__Task inputs__
══════════════════════════════

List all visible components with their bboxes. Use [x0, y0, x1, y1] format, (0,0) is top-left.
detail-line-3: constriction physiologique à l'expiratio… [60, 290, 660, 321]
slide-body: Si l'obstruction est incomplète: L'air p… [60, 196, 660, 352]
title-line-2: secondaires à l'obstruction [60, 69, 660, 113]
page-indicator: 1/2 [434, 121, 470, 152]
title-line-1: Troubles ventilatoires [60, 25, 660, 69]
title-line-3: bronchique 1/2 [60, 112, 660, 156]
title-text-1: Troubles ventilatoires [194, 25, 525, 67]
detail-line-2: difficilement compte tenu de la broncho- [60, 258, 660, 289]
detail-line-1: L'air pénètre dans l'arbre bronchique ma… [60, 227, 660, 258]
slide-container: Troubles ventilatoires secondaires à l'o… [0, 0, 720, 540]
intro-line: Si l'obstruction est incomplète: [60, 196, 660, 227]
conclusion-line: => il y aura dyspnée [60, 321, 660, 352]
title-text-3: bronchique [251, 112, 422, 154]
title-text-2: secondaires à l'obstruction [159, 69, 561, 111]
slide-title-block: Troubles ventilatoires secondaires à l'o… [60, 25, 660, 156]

══════════════════════════════

__Aim of the task__
Count the lines in the listing that contain the string "ventilatoires", treating case as significant, and give only the number.

__Task answer__
4